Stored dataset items
· · ·

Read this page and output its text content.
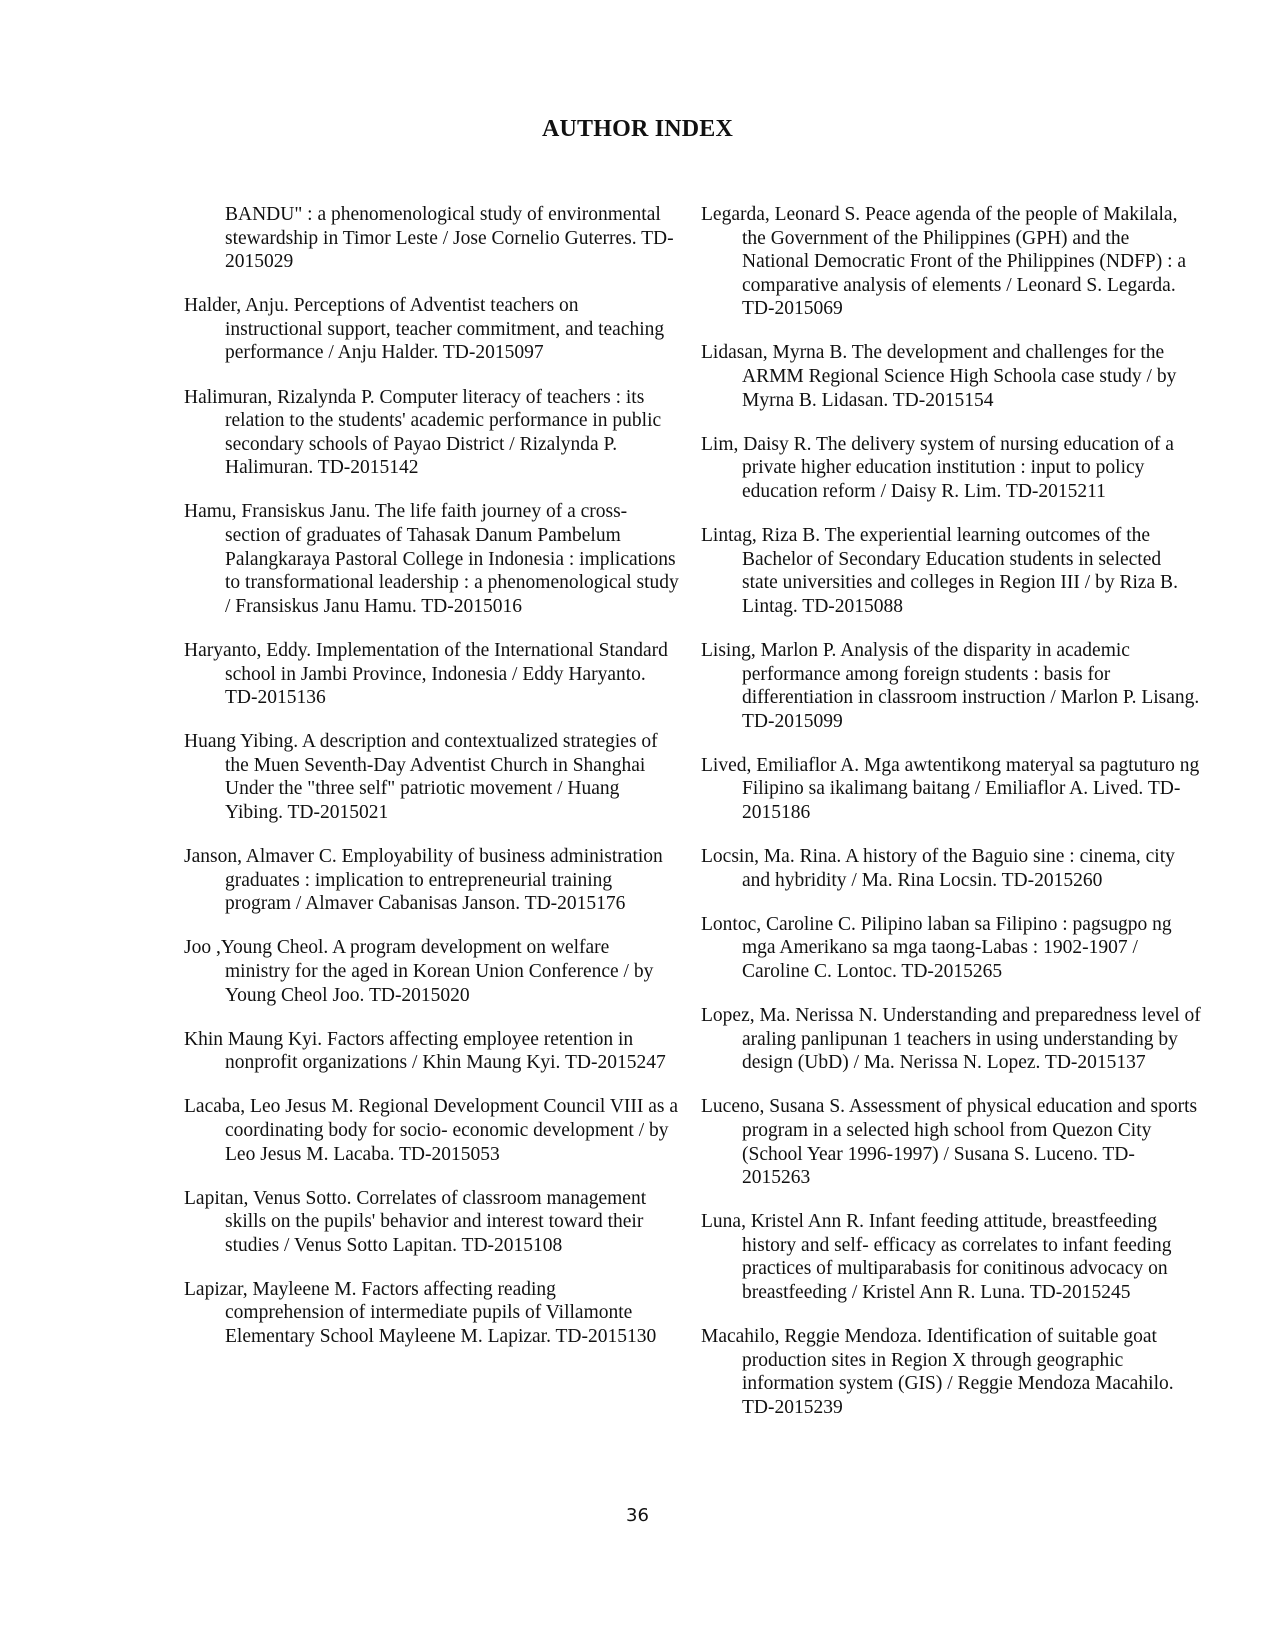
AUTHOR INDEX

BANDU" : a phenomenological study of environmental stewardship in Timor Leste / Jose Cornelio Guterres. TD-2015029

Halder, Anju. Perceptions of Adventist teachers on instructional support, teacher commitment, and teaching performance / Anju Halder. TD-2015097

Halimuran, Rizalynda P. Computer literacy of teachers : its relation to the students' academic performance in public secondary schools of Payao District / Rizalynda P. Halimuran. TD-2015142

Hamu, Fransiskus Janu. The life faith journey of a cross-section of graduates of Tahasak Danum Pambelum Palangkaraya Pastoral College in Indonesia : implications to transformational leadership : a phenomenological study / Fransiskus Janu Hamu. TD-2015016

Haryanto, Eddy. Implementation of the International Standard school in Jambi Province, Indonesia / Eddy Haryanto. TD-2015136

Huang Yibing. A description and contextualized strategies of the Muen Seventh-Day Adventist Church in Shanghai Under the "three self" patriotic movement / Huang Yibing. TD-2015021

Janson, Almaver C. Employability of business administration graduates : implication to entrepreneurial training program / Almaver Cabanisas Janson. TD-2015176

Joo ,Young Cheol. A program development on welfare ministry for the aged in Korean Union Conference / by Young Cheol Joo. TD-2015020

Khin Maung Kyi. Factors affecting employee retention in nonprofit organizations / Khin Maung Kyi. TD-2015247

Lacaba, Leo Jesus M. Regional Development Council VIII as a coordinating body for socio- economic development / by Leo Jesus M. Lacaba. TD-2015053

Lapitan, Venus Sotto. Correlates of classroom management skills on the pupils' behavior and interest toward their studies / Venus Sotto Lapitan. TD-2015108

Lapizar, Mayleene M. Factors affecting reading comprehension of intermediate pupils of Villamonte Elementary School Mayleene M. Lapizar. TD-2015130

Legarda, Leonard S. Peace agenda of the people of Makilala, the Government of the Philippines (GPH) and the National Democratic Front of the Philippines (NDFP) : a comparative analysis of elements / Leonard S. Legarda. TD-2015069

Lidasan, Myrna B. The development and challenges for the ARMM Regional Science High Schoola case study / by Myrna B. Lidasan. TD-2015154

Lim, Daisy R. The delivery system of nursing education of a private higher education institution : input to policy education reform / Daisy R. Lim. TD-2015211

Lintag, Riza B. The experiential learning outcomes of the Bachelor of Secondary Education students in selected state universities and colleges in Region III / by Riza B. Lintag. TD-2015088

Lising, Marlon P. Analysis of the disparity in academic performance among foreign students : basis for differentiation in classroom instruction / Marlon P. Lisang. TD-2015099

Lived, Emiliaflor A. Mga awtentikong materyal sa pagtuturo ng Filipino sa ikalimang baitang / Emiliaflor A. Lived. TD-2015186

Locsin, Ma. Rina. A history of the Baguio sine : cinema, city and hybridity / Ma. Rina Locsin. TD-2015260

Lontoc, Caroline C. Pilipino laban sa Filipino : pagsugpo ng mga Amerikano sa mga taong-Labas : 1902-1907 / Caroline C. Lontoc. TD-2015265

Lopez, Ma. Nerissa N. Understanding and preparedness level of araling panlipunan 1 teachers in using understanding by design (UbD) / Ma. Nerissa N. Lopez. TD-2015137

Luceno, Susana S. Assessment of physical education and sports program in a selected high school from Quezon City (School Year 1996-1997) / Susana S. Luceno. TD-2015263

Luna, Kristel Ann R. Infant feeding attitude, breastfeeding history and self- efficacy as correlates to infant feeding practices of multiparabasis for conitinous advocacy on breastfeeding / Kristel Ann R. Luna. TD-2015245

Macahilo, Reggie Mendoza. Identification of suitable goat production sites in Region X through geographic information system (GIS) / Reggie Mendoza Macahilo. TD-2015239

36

· · ·

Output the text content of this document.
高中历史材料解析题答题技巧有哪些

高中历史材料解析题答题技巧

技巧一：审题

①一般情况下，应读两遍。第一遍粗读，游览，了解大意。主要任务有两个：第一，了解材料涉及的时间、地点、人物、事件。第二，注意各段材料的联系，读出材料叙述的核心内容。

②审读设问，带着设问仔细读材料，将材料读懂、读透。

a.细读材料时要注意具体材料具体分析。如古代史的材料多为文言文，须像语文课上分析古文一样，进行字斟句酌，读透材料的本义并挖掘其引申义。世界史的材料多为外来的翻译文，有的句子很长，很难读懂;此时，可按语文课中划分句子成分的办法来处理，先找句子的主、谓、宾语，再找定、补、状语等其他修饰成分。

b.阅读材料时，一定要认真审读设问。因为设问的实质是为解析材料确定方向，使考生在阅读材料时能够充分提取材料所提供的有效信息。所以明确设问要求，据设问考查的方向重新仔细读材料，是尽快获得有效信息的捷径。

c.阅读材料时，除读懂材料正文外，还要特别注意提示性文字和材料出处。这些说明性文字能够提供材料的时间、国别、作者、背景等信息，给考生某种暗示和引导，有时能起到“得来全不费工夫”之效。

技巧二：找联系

· · ·

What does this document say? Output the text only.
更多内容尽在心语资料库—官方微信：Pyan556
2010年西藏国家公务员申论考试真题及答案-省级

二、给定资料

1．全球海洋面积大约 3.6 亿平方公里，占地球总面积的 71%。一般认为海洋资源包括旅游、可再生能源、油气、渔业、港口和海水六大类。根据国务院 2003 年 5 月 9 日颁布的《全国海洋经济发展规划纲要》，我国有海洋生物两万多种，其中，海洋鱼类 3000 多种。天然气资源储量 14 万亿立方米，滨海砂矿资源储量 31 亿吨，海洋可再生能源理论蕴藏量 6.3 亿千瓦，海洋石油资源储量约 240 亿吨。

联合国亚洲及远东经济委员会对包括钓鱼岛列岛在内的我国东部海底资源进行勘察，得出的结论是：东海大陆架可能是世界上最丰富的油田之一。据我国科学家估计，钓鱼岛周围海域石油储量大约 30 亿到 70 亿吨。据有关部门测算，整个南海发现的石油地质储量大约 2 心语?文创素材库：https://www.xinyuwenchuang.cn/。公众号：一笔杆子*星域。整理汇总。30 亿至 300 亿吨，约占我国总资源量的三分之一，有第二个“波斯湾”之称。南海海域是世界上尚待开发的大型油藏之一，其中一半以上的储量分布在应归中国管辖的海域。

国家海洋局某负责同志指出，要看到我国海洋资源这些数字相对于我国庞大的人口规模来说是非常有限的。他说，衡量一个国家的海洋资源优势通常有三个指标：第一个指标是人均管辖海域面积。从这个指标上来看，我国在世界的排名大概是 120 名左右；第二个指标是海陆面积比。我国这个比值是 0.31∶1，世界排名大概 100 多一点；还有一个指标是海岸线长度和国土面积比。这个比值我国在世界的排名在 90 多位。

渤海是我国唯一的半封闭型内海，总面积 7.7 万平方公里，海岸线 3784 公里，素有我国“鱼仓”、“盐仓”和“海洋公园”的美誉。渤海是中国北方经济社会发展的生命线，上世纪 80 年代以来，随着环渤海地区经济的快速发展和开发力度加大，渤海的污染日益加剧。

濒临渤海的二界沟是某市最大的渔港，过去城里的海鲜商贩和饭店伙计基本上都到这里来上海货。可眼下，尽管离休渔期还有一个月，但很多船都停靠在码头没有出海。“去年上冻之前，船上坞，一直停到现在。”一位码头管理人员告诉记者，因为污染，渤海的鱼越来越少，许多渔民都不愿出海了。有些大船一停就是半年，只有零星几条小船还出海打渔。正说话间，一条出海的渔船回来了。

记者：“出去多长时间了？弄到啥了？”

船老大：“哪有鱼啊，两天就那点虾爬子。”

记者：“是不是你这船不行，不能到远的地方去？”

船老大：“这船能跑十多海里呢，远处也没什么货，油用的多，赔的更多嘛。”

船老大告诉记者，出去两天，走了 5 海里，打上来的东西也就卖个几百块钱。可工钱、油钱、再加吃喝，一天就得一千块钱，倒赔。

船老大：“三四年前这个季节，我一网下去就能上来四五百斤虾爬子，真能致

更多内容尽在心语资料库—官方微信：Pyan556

· · ·

*Aim of the task*
Filter the listing for the word "Factors" and copy every line that holds it.

*Task answer*
Khin Maung Kyi. Factors affecting employee retention in nonprofit organizations / Khin Maung Kyi. TD-2015247
Lapizar, Mayleene M. Factors affecting reading comprehension of intermediate pupils of Villamonte Elementary School Mayleene M. Lapizar. TD-2015130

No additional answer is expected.